WHAT YOU NEED TO DO -> Answer with a single number, the count of lines holding the word "importe".

Data tied to figure images ->
****
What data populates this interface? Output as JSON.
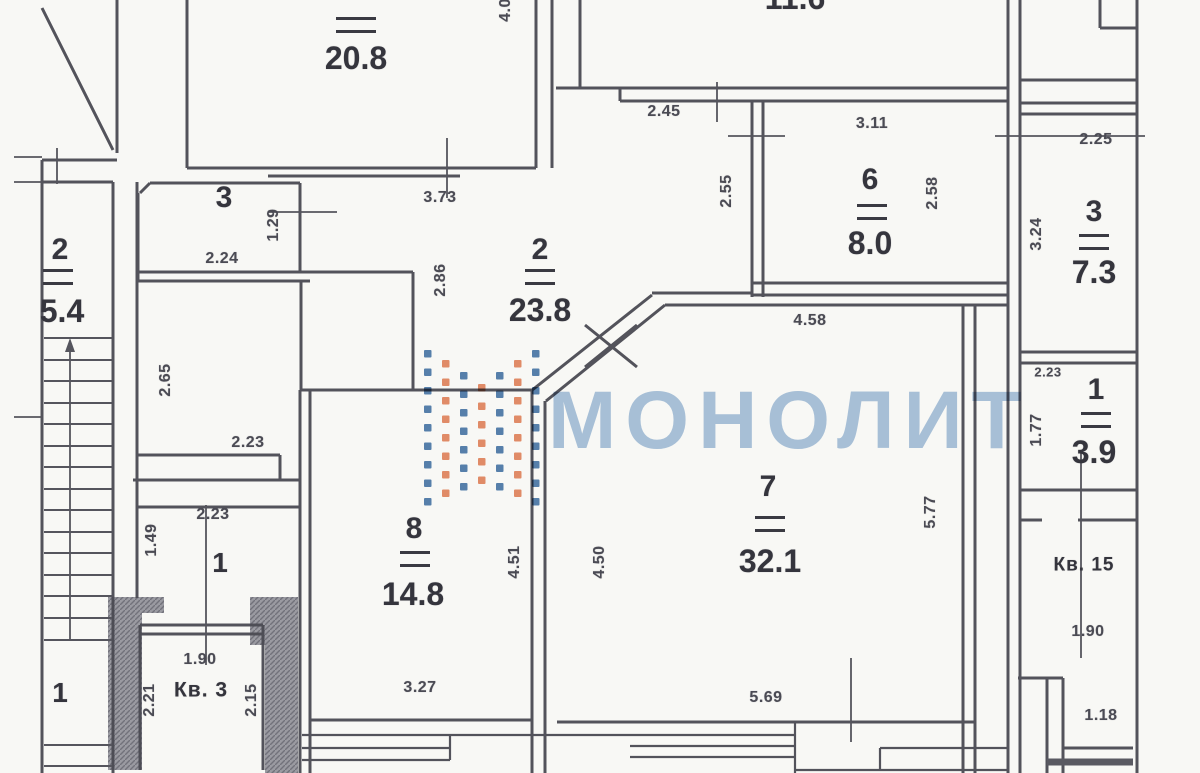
{
  "watermark": {
    "text": "МОНОЛИТ",
    "text_color": "#a5c0dd",
    "dot_blue": "#4a78ab",
    "dot_orange": "#e5855e"
  },
  "rooms": [
    {
      "number": "4",
      "area": "20.8"
    },
    {
      "number": "2",
      "area": "23.8"
    },
    {
      "number": "3",
      "area": ""
    },
    {
      "number": "2",
      "area": "5.4"
    },
    {
      "number": "6",
      "area": "8.0"
    },
    {
      "number": "3",
      "area": "7.3"
    },
    {
      "number": "1",
      "area": "3.9"
    },
    {
      "number": "7",
      "area": "32.1"
    },
    {
      "number": "8",
      "area": "14.8"
    }
  ],
  "corridor_labels": {
    "a": "1",
    "b": "1"
  },
  "apartment_labels": {
    "kv3": "Кв. 3",
    "kv15": "Кв. 15"
  },
  "partial_labels": {
    "top_area": "11.6",
    "top_dim_vertical": "4.0"
  },
  "dims": {
    "d0": "2.45",
    "d1": "3.11",
    "d2": "2.25",
    "d3": "2.55",
    "d4": "2.58",
    "d5": "3.24",
    "d6": "1.29",
    "d7": "2.24",
    "d8": "3.73",
    "d9": "2.86",
    "d10": "4.58",
    "d11": "2.65",
    "d12": "2.23",
    "d13": "2.23",
    "d14": "1.49",
    "d15": "2.23",
    "d16": "1.77",
    "d17": "5.77",
    "d18": "4.51",
    "d19": "4.50",
    "d20": "3.27",
    "d21": "5.69",
    "d22": "1.90",
    "d23": "2.21",
    "d24": "2.15",
    "d25": "1.90",
    "d26": "1.18",
    "d27": "4.0",
    "d28": "11.6"
  }
}
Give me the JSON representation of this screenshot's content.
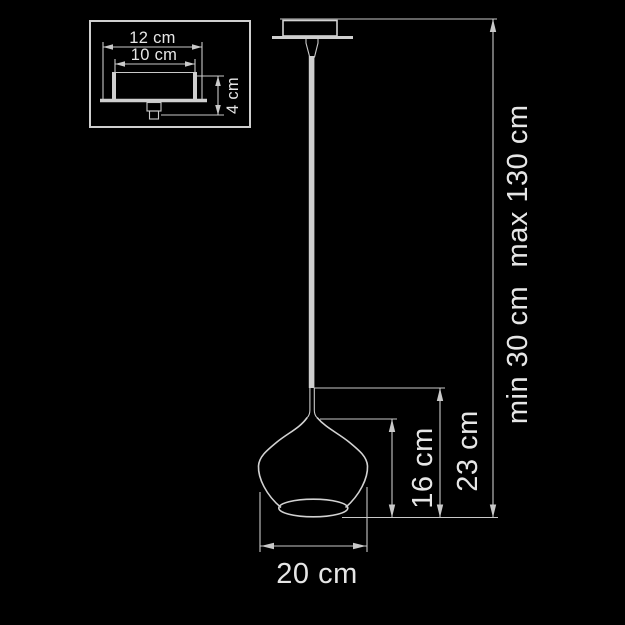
{
  "drawing_type": "pendant-lamp-dimension-diagram",
  "colors": {
    "background": "#000000",
    "line": "#c9c9c9",
    "text": "#e6e6e6",
    "cord_fill": "#cfcfcf"
  },
  "inset": {
    "labels": {
      "outer_width": "12 cm",
      "inner_width": "10 cm",
      "height": "4 cm"
    }
  },
  "main": {
    "labels": {
      "shade_height": "16 cm",
      "fixture_height": "23 cm",
      "suspension_min": "min 30 cm",
      "suspension_max": "max 130 cm",
      "shade_diameter": "20 cm"
    }
  }
}
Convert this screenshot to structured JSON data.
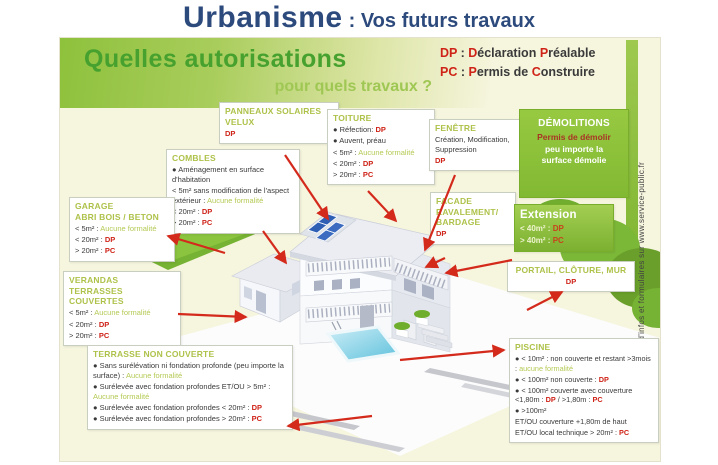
{
  "title": {
    "main": "Urbanisme",
    "sub": ": Vos futurs travaux"
  },
  "legend": {
    "lines": [
      {
        "segments": [
          {
            "t": "DP",
            "c": "red"
          },
          {
            "t": " : ",
            "c": "dark"
          },
          {
            "t": "D",
            "c": "red"
          },
          {
            "t": "éclaration ",
            "c": "dark"
          },
          {
            "t": "P",
            "c": "red"
          },
          {
            "t": "réalable",
            "c": "dark"
          }
        ]
      },
      {
        "segments": [
          {
            "t": "PC",
            "c": "red"
          },
          {
            "t": " : ",
            "c": "dark"
          },
          {
            "t": "P",
            "c": "red"
          },
          {
            "t": "ermis de ",
            "c": "dark"
          },
          {
            "t": "C",
            "c": "red"
          },
          {
            "t": "onstruire",
            "c": "dark"
          }
        ]
      }
    ]
  },
  "banner": {
    "line1": "Quelles autorisations",
    "line2": "pour quels travaux ?"
  },
  "boxes": {
    "panneaux": {
      "title": "PANNEAUX SOLAIRES VELUX",
      "lines": [
        {
          "segments": [
            {
              "t": "DP",
              "c": "red"
            }
          ]
        }
      ]
    },
    "toiture": {
      "title": "TOITURE",
      "lines": [
        {
          "segments": [
            {
              "t": "● Réfection: ",
              "c": "dark"
            },
            {
              "t": "DP",
              "c": "red"
            }
          ]
        },
        {
          "segments": [
            {
              "t": "● Auvent, préau",
              "c": "dark"
            }
          ]
        },
        {
          "segments": [
            {
              "t": "< 5m² : ",
              "c": "dark"
            },
            {
              "t": "Aucune formalité",
              "c": "green"
            }
          ]
        },
        {
          "segments": [
            {
              "t": "< 20m² : ",
              "c": "dark"
            },
            {
              "t": "DP",
              "c": "red"
            }
          ]
        },
        {
          "segments": [
            {
              "t": "> 20m² : ",
              "c": "dark"
            },
            {
              "t": "PC",
              "c": "red"
            }
          ]
        }
      ]
    },
    "fenetre": {
      "title": "FENÊTRE",
      "lines": [
        {
          "segments": [
            {
              "t": "Création, Modification, Suppression",
              "c": "dark"
            }
          ]
        },
        {
          "segments": [
            {
              "t": "DP",
              "c": "red"
            }
          ]
        }
      ]
    },
    "demolitions": {
      "title": "DÉMOLITIONS",
      "lines": [
        {
          "segments": [
            {
              "t": "Permis de démolir",
              "c": "darkred"
            }
          ]
        },
        {
          "segments": [
            {
              "t": "peu importe la surface démolie",
              "c": "white"
            }
          ]
        }
      ]
    },
    "combles": {
      "title": "COMBLES",
      "lines": [
        {
          "segments": [
            {
              "t": "● Aménagement en surface d'habitation",
              "c": "dark"
            }
          ]
        },
        {
          "segments": [
            {
              "t": "< 5m² sans modification de l'aspect extérieur : ",
              "c": "dark"
            },
            {
              "t": "Aucune formalité",
              "c": "green"
            }
          ]
        },
        {
          "segments": [
            {
              "t": "< 20m² : ",
              "c": "dark"
            },
            {
              "t": "DP",
              "c": "red"
            }
          ]
        },
        {
          "segments": [
            {
              "t": "> 20m² : ",
              "c": "dark"
            },
            {
              "t": "PC",
              "c": "red"
            }
          ]
        }
      ]
    },
    "garage": {
      "title": "GARAGE",
      "title2": "ABRI BOIS / BETON",
      "lines": [
        {
          "segments": [
            {
              "t": "< 5m² : ",
              "c": "dark"
            },
            {
              "t": "Aucune formalité",
              "c": "green"
            }
          ]
        },
        {
          "segments": [
            {
              "t": "< 20m² : ",
              "c": "dark"
            },
            {
              "t": "DP",
              "c": "red"
            }
          ]
        },
        {
          "segments": [
            {
              "t": "> 20m² : ",
              "c": "dark"
            },
            {
              "t": "PC",
              "c": "red"
            }
          ]
        }
      ]
    },
    "verandas": {
      "title": "VERANDAS",
      "title2": "TERRASSES COUVERTES",
      "lines": [
        {
          "segments": [
            {
              "t": "< 5m² : ",
              "c": "dark"
            },
            {
              "t": "Aucune formalité",
              "c": "green"
            }
          ]
        },
        {
          "segments": [
            {
              "t": "< 20m² : ",
              "c": "dark"
            },
            {
              "t": "DP",
              "c": "red"
            }
          ]
        },
        {
          "segments": [
            {
              "t": "> 20m² : ",
              "c": "dark"
            },
            {
              "t": "PC",
              "c": "red"
            }
          ]
        }
      ]
    },
    "facade": {
      "title": "FACADE",
      "title2": "RAVALEMENT/ BARDAGE",
      "lines": [
        {
          "segments": [
            {
              "t": "DP",
              "c": "red"
            }
          ]
        }
      ]
    },
    "extension": {
      "title": "Extension",
      "lines": [
        {
          "segments": [
            {
              "t": "< 40m² : ",
              "c": "pale"
            },
            {
              "t": "DP",
              "c": "orange"
            }
          ]
        },
        {
          "segments": [
            {
              "t": "> 40m² : ",
              "c": "pale"
            },
            {
              "t": "PC",
              "c": "orange"
            }
          ]
        }
      ]
    },
    "portail": {
      "title": "PORTAIL, CLÔTURE, MUR",
      "lines": [
        {
          "segments": [
            {
              "t": "DP",
              "c": "red"
            }
          ]
        }
      ]
    },
    "terrasse": {
      "title": "TERRASSE NON COUVERTE",
      "lines": [
        {
          "segments": [
            {
              "t": "● Sans surélévation ni fondation profonde (peu importe la surface) : ",
              "c": "dark"
            },
            {
              "t": "Aucune formalité",
              "c": "green"
            }
          ]
        },
        {
          "segments": [
            {
              "t": "● Surélevée avec fondation profondes ET/OU > 5m² : ",
              "c": "dark"
            },
            {
              "t": "Aucune formalité",
              "c": "green"
            }
          ]
        },
        {
          "segments": [
            {
              "t": "● Surélevée avec fondation profondes < 20m² : ",
              "c": "dark"
            },
            {
              "t": "DP",
              "c": "red"
            }
          ]
        },
        {
          "segments": [
            {
              "t": "● Surélevée avec fondation profondes > 20m² : ",
              "c": "dark"
            },
            {
              "t": "PC",
              "c": "red"
            }
          ]
        }
      ]
    },
    "piscine": {
      "title": "PISCINE",
      "lines": [
        {
          "segments": [
            {
              "t": "● < 10m² : non couverte et restant >3mois : ",
              "c": "dark"
            },
            {
              "t": "aucune formalité",
              "c": "green"
            }
          ]
        },
        {
          "segments": [
            {
              "t": "● < 100m² non couverte : ",
              "c": "dark"
            },
            {
              "t": "DP",
              "c": "red"
            }
          ]
        },
        {
          "segments": [
            {
              "t": "● < 100m² couverte avec couverture <1,80m : ",
              "c": "dark"
            },
            {
              "t": "DP",
              "c": "red"
            },
            {
              "t": " / >1,80m : ",
              "c": "dark"
            },
            {
              "t": "PC",
              "c": "red"
            }
          ]
        },
        {
          "segments": [
            {
              "t": "● >100m²",
              "c": "dark"
            }
          ]
        },
        {
          "segments": [
            {
              "t": "ET/OU couverture +1,80m de haut",
              "c": "dark"
            }
          ]
        },
        {
          "segments": [
            {
              "t": "ET/OU local technique > 20m² : ",
              "c": "dark"
            },
            {
              "t": "PC",
              "c": "red"
            }
          ]
        }
      ]
    }
  },
  "sidebar": {
    "info": "+ d'infos et formulaires sur www.service-public.fr"
  },
  "colors": {
    "accent_green": "#8cc63e",
    "box_title_green": "#aec24a",
    "permit_red": "#cf2318",
    "title_blue": "#2d4a7d",
    "poster_cream": "#f6f5de"
  }
}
****
RESULT OF THE TASK -> 2